= Listed records =
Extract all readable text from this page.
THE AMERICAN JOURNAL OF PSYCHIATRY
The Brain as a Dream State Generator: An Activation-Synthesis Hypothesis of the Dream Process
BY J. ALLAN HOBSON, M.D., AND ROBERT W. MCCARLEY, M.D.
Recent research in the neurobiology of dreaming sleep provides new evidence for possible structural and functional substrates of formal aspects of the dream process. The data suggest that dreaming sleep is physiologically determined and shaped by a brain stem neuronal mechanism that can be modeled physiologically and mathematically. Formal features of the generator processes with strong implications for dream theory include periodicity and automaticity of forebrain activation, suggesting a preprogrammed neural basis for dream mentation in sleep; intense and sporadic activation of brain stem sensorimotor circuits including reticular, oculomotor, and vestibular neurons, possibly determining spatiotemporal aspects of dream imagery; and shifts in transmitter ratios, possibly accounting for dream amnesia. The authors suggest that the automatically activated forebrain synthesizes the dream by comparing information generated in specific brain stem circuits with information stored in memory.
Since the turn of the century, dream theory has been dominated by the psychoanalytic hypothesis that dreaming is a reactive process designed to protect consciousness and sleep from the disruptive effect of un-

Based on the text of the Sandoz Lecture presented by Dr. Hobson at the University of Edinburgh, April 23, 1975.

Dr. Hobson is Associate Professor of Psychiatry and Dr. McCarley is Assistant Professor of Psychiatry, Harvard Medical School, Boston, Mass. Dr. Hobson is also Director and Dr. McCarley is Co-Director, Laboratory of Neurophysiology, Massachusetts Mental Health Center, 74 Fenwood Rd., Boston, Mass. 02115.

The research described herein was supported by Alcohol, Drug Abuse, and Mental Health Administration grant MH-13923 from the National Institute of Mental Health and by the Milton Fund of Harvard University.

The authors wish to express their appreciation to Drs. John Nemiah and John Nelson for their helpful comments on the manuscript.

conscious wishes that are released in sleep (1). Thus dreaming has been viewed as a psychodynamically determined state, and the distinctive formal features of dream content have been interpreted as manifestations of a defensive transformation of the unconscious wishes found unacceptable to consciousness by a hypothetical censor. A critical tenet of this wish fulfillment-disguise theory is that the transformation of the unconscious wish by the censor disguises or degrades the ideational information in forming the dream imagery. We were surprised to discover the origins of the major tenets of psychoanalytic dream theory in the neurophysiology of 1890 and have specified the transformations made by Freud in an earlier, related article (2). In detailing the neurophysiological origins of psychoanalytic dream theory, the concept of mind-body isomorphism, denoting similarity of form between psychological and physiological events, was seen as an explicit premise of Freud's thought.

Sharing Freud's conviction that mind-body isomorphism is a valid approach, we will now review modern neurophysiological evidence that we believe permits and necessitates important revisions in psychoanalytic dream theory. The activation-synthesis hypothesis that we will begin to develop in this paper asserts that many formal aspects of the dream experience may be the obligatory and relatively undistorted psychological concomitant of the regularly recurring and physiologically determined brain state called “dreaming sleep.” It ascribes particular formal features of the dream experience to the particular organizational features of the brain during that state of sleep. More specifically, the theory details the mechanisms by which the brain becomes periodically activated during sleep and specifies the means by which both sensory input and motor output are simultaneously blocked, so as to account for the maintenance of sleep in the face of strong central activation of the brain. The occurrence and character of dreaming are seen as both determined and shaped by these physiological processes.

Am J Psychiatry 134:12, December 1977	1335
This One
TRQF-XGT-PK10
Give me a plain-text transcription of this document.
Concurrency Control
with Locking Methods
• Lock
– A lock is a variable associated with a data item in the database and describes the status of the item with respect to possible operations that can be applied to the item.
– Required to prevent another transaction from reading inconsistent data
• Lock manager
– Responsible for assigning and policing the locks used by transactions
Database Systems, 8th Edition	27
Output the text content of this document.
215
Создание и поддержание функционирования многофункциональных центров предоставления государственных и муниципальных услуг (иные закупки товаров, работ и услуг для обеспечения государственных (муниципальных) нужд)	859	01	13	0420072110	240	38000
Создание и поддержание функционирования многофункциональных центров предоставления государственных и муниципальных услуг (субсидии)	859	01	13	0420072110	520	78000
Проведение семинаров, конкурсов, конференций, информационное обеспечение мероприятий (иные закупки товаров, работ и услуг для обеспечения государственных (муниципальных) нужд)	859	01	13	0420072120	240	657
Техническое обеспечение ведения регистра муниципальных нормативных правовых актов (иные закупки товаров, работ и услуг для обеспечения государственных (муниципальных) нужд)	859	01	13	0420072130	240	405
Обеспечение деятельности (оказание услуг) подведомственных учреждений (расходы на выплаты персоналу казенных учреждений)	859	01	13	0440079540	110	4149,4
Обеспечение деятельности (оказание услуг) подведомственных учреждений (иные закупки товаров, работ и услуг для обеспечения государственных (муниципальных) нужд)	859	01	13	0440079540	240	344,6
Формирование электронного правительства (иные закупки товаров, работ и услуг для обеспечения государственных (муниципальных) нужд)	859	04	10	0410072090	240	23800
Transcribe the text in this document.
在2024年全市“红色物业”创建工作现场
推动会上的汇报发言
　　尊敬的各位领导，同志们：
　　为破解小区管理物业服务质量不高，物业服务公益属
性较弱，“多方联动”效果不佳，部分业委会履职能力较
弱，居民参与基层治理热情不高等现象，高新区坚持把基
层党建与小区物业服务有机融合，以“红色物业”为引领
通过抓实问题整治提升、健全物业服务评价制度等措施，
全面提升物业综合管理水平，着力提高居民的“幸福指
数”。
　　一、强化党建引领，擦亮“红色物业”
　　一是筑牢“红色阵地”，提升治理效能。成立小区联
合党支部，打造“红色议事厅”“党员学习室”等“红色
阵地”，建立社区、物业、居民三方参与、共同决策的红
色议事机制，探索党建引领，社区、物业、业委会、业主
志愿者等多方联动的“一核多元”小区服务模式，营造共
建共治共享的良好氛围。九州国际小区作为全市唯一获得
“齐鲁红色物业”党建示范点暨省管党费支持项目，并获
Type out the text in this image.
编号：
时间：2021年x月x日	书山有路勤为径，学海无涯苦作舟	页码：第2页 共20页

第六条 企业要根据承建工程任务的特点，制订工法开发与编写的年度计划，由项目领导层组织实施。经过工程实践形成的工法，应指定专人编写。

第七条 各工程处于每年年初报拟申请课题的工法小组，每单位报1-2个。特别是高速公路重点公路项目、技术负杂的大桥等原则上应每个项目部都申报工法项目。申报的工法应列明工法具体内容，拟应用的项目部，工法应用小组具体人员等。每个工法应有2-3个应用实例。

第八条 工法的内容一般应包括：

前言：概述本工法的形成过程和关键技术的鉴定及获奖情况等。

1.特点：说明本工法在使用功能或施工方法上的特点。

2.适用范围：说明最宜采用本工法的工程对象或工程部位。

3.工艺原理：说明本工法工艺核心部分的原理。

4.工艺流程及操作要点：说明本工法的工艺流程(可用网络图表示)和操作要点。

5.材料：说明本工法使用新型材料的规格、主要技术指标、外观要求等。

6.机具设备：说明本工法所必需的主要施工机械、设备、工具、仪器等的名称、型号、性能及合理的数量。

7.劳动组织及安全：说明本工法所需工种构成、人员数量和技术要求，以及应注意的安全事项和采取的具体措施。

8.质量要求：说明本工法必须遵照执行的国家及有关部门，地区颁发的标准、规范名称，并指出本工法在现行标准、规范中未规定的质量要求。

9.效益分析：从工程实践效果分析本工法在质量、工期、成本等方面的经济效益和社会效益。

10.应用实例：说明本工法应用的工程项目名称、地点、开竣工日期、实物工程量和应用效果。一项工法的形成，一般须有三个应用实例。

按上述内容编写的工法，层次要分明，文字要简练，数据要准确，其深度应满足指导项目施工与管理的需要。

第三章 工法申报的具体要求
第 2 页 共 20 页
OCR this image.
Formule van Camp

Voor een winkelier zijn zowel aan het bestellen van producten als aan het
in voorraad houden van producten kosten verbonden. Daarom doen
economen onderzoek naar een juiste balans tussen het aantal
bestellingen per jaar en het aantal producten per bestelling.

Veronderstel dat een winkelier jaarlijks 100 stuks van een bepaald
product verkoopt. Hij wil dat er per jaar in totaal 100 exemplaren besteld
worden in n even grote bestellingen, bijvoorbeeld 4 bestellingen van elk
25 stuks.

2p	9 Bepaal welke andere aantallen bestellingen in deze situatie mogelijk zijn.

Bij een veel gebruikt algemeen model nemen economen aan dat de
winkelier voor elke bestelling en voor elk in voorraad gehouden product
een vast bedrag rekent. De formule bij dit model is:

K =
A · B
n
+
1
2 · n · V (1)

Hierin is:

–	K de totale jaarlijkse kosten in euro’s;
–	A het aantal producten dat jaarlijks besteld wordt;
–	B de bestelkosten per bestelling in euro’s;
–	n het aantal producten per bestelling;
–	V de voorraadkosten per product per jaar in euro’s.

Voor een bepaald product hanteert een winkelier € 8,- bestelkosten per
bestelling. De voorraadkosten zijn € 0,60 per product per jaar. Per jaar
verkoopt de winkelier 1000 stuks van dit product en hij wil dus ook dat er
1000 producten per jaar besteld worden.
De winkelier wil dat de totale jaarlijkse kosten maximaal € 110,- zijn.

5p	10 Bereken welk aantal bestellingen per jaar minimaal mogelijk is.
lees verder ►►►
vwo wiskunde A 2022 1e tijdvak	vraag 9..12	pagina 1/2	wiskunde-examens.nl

= Your task =
Search the entries for the word "оказание" and gather every line where it appears.

= Task solution =
Обеспечение деятельности (оказание услуг) подведомственных учреждений (расходы на выплаты персоналу казенных учреждений)	859	01	13	0440079540	110	4149,4
Обеспечение деятельности (оказание услуг) подведомственных учреждений (иные закупки товаров, работ и услуг для обеспечения государственных (муниципальных) нужд)	859	01	13	0440079540	240	344,6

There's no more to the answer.